» Extract:

Skip to content

ADR-0986: Add PR trigger to docs.yml CI workflow

  • Status: Accepted
  • Date: 2026-06-03
  • Deciders: Lusoris
  • Tags: ci, docs, fork-local

Context

The docs workflow (.github/workflows/docs.yml) previously triggered only on push to master. This meant mkdocs build --strict ran for the first time after a PR merged, turning doc-substance gaps (broken links, missing required pages, malformed YAML front-matter) into post-merge failures. Approximately 38 of the last 50 master pushes failed the docs job for exactly this reason.

A pre-push hook exists but contributors can bypass it via --no-verify or by working outside the clone that has hooks installed. The only reliable gate is a required CI status check on the PR itself.

Decision

Add an on.pull_request trigger to docs.yml with the same paths filter as the existing push trigger so that mkdocs build --strict runs as a required pre-merge check on every PR that touches docs/**, mkdocs.yml, or the workflow file itself.

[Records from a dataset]

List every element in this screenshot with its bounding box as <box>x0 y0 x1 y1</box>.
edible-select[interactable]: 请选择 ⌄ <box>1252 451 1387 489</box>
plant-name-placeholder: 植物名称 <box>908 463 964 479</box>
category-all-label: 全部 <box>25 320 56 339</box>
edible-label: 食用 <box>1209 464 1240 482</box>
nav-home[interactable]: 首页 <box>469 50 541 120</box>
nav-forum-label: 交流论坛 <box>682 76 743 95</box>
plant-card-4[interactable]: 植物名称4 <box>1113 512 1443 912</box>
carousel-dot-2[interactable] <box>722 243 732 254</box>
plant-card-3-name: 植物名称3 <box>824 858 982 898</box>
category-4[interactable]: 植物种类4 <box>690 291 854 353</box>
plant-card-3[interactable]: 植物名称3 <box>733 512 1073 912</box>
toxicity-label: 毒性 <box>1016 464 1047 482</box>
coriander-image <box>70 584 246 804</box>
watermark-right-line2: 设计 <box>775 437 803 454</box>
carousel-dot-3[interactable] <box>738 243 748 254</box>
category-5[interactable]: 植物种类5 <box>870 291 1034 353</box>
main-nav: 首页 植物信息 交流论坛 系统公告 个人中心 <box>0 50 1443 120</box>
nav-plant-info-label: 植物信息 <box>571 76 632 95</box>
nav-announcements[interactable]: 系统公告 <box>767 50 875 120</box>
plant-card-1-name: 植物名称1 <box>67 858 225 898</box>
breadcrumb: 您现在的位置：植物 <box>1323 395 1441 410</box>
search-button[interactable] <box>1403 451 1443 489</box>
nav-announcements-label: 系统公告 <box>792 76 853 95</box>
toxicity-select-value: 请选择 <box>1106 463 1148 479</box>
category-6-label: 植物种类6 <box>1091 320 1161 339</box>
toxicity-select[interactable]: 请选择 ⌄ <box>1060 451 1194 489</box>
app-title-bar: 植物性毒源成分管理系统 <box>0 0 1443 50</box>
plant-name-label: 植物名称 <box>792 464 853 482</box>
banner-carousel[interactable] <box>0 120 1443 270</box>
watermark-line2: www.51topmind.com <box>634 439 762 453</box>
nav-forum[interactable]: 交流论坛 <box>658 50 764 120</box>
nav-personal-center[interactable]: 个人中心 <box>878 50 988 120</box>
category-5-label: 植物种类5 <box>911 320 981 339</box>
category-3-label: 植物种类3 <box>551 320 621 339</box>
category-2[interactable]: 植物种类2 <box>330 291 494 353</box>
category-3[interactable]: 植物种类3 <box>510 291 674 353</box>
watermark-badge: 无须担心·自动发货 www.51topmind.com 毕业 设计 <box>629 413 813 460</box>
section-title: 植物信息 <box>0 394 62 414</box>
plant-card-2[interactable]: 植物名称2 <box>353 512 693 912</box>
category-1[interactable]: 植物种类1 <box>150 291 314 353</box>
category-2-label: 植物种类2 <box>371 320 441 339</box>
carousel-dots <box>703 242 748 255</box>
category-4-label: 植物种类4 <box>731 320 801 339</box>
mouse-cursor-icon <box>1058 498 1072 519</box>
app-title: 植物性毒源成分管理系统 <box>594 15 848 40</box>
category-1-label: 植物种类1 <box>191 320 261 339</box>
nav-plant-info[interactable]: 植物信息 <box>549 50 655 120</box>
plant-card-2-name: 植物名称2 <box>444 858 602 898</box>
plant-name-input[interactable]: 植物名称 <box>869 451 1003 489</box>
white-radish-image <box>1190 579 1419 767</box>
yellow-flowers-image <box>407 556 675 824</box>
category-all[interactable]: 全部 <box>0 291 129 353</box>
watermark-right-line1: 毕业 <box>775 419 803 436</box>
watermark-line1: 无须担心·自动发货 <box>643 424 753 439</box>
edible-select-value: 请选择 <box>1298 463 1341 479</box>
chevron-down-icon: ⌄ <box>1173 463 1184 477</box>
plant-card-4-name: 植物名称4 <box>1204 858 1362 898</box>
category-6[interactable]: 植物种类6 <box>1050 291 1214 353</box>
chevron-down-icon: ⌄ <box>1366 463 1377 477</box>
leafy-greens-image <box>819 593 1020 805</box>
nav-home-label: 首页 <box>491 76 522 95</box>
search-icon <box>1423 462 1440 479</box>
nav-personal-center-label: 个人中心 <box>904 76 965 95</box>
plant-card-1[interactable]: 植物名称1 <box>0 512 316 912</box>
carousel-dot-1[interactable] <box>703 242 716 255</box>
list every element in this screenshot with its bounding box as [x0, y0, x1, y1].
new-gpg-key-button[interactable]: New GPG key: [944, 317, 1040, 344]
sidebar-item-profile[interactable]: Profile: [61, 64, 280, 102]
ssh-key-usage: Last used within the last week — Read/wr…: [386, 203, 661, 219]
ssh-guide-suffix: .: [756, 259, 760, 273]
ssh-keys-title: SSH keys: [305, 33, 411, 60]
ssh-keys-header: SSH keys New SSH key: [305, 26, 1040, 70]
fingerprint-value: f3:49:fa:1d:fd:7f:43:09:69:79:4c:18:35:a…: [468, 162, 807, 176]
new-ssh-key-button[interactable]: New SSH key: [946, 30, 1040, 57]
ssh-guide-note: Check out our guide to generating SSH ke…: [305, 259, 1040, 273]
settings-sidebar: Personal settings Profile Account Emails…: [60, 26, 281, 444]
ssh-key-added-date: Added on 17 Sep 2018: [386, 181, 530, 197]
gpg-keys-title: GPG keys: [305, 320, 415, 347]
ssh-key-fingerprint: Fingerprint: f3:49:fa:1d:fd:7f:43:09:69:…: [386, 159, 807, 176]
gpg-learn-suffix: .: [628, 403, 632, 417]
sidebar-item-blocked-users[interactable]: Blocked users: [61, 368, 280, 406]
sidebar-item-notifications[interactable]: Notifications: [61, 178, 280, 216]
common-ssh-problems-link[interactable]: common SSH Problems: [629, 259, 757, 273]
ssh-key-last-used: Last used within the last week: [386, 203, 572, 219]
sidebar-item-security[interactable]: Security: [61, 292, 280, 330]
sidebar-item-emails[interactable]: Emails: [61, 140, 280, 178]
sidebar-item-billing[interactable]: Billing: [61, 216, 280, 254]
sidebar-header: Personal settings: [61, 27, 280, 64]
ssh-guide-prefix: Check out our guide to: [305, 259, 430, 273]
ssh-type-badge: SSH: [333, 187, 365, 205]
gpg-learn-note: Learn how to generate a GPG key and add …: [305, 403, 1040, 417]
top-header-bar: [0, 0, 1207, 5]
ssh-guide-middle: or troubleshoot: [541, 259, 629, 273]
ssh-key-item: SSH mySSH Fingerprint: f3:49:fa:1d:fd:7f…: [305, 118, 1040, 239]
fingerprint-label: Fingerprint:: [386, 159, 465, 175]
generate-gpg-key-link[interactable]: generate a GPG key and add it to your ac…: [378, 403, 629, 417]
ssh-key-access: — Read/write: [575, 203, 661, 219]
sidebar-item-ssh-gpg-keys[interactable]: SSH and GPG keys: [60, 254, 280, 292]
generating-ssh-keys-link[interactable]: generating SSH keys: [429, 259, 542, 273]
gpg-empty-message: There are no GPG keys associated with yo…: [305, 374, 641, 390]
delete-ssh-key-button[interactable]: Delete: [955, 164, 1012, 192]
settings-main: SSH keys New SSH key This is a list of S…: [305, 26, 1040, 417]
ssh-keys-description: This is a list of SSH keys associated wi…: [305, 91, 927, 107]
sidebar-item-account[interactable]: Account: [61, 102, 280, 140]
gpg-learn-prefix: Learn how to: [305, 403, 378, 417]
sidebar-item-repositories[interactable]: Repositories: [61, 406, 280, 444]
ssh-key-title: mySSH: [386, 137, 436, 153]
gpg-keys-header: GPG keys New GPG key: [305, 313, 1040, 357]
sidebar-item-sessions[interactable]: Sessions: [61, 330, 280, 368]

» Set of tasks:
A - Answer these from the ADR, one line each:
(i) Who is listed as the decider?
(ii) Roughly how many of the last 50 master pushes failed the docs job?
(iii) What trigger does the decision add to docs.yml?
B - Please copy, without changes, the part of the ADR that opens with the words containing "Skip to content" and closes with "the PR itself.".

» Task solutions:
A -
(i) Lusoris
(ii) Approximately 38
(iii) An on.pull_request trigger

B -
Skip to content

ADR-0986: Add PR trigger to docs.yml CI workflow

  • Status: Accepted
  • Date: 2026-06-03
  • Deciders: Lusoris
  • Tags: ci, docs, fork-local

Context

The docs workflow (.github/workflows/docs.yml) previously triggered only on push to master. This meant mkdocs build --strict ran for the first time after a PR merged, turning doc-substance gaps (broken links, missing required pages, malformed YAML front-matter) into post-merge failures. Approximately 38 of the last 50 master pushes failed the docs job for exactly this reason.

A pre-push hook exists but contributors can bypass it via --no-verify or by working outside the clone that has hooks installed. The only reliable gate is a required CI status check on the PR itself.